*SET EXERCISE*. Report only how many lines of the entries below contain the string "JSON".

*EXERCISE INPUTS*.
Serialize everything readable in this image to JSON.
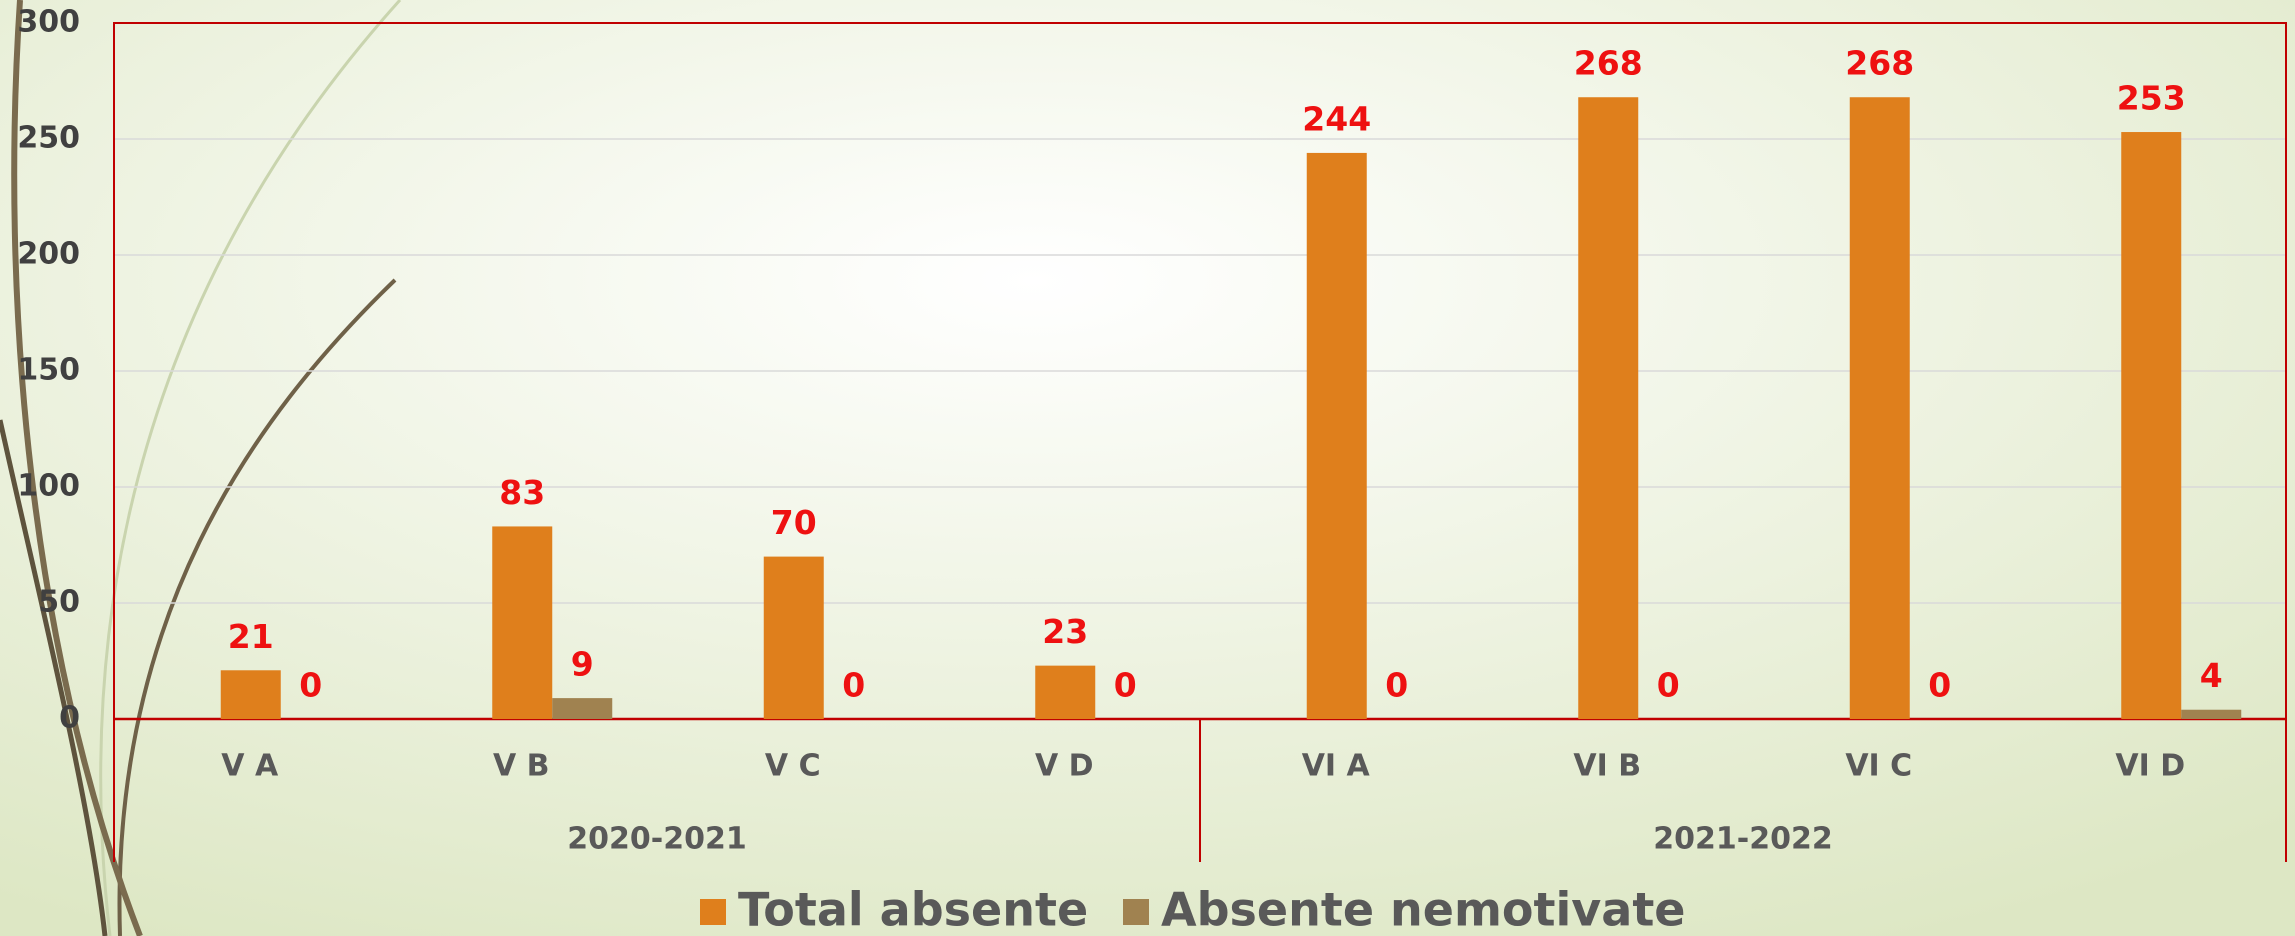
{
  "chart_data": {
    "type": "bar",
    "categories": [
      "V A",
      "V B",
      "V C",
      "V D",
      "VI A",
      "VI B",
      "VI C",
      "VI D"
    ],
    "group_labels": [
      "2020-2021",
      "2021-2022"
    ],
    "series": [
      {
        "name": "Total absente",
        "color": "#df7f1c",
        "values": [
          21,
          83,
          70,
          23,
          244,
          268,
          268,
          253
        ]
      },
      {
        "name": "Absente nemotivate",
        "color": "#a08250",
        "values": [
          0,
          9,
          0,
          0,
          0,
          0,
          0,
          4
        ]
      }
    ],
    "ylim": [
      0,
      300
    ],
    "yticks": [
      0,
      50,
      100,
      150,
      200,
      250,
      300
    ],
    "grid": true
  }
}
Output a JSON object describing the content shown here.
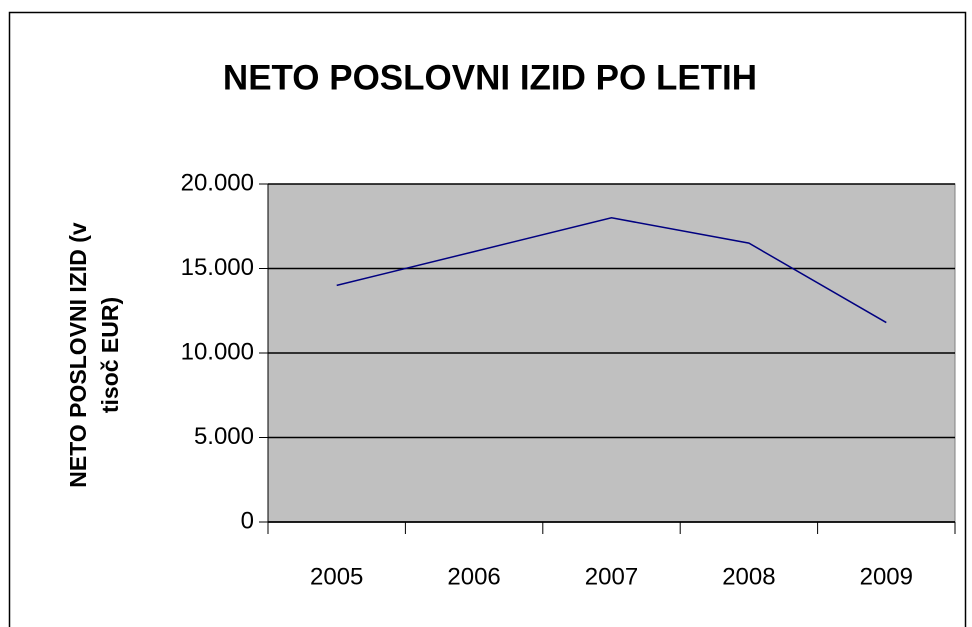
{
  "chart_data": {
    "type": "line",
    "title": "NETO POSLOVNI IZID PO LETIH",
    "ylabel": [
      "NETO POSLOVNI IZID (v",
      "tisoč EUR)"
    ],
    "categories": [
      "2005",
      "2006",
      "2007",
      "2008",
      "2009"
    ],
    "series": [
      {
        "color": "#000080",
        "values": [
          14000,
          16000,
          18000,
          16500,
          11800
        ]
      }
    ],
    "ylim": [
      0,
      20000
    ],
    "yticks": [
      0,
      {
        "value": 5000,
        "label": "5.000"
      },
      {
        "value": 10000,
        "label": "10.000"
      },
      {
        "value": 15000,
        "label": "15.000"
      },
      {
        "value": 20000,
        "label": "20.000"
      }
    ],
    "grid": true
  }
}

*WRITTEN REPLY*. 2